Find the lines holding the string "shortcut" in the data, then copy all of them.

(Collected data)
=-=-=

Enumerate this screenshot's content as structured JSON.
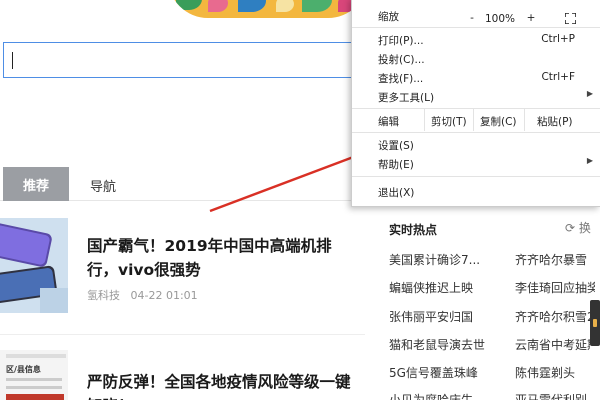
{
  "feed": {
    "tab_active": "推荐",
    "tab_nav": "导航",
    "articles": [
      {
        "title": "国产霸气！2019年中国中高端机排行，vivo很强势",
        "source": "氢科技",
        "time": "04-22 01:01"
      },
      {
        "title": "严防反弹！全国各地疫情风险等级一键知晓！"
      }
    ],
    "thumb2_lines": [
      "区/县信息"
    ]
  },
  "hot": {
    "title": "实时热点",
    "refresh_label": "换",
    "col1": [
      "美国累计确诊7...",
      "蝙蝠侠推迟上映",
      "张伟丽平安归国",
      "猫和老鼠导演去世",
      "5G信号覆盖珠峰",
      "小贝为腐哈庆生"
    ],
    "col2": [
      "齐齐哈尔暴雪",
      "李佳琦回应抽奖",
      "齐齐哈尔积雪2",
      "云南省中考延期",
      "陈伟霆剃头",
      "亚马雷代利别"
    ]
  },
  "menu": {
    "zoom_label": "缩放",
    "zoom_minus": "-",
    "zoom_value": "100%",
    "zoom_plus": "+",
    "items_top": [
      {
        "label": "打印(P)...",
        "shortcut": "Ctrl+P"
      },
      {
        "label": "投射(C)...",
        "shortcut": ""
      },
      {
        "label": "查找(F)...",
        "shortcut": "Ctrl+F"
      },
      {
        "label": "更多工具(L)",
        "shortcut": "",
        "submenu": true
      }
    ],
    "edit": {
      "label": "编辑",
      "cut": "剪切(T)",
      "copy": "复制(C)",
      "paste": "粘贴(P)"
    },
    "items_bottom": [
      {
        "label": "设置(S)",
        "submenu": false
      },
      {
        "label": "帮助(E)",
        "submenu": true
      }
    ],
    "exit": "退出(X)",
    "submenu_glyph": "▶"
  },
  "colors": {
    "arrow": "#d93025",
    "search_border": "#4e8ee5",
    "tab_active_bg": "#9b9ea3"
  }
}
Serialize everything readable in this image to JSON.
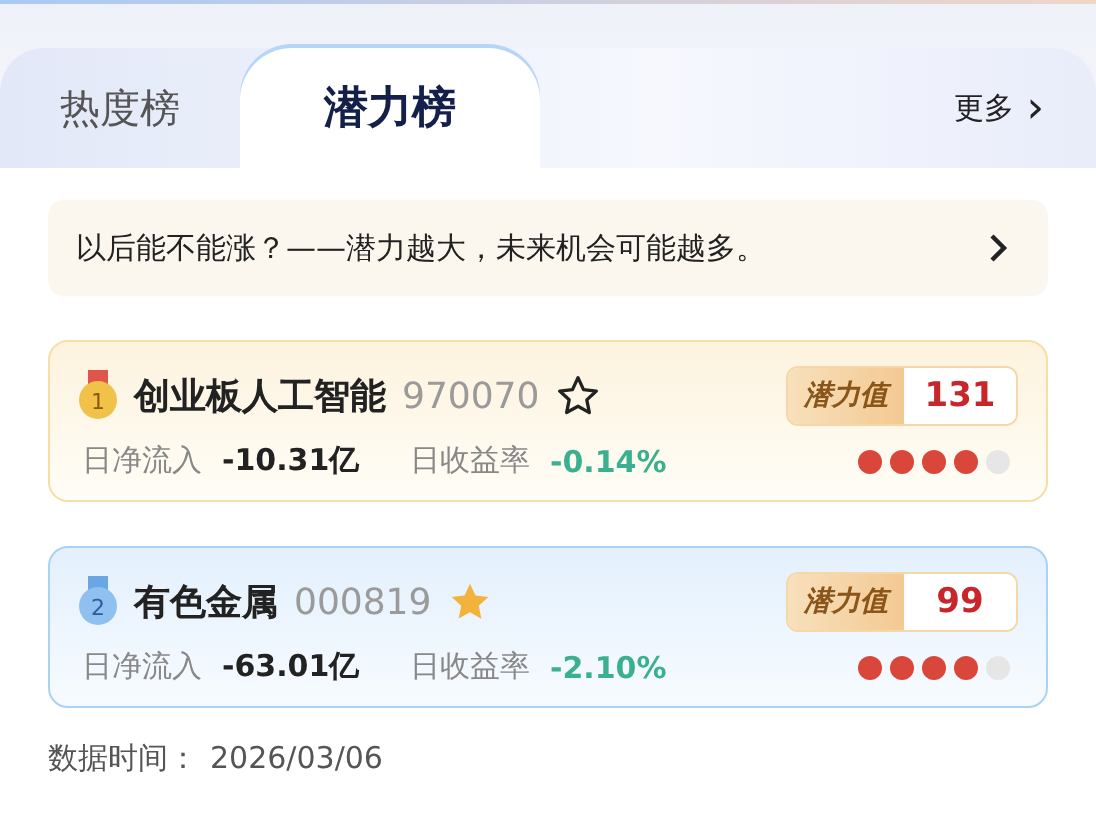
{
  "tabs": [
    {
      "label": "热度榜",
      "selected": false
    },
    {
      "label": "潜力榜",
      "selected": true
    }
  ],
  "more": {
    "label": "更多",
    "icon": "›"
  },
  "banner": {
    "text": "以后能不能涨？——潜力越大，未来机会可能越多。"
  },
  "cards": [
    {
      "kind": "gold",
      "rank": "1",
      "name": "创业板人工智能",
      "code": "970070",
      "favorite": false,
      "score_label": "潜力值",
      "score": "131",
      "flow_label": "日净流入",
      "flow": "-10.31亿",
      "return_label": "日收益率",
      "return": "-0.14%",
      "stars": 4
    },
    {
      "kind": "silver",
      "rank": "2",
      "name": "有色金属",
      "code": "000819",
      "favorite": true,
      "score_label": "潜力值",
      "score": "99",
      "flow_label": "日净流入",
      "flow": "-63.01亿",
      "return_label": "日收益率",
      "return": "-2.10%",
      "stars": 4
    }
  ],
  "footer": {
    "label": "数据时间：",
    "date": "2026/03/06"
  }
}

=-=-=

*SOLUTION*:
        "shortcut": "Ctrl+P"
        "shortcut": ""
        "shortcut": "Ctrl+F"
        "shortcut": "",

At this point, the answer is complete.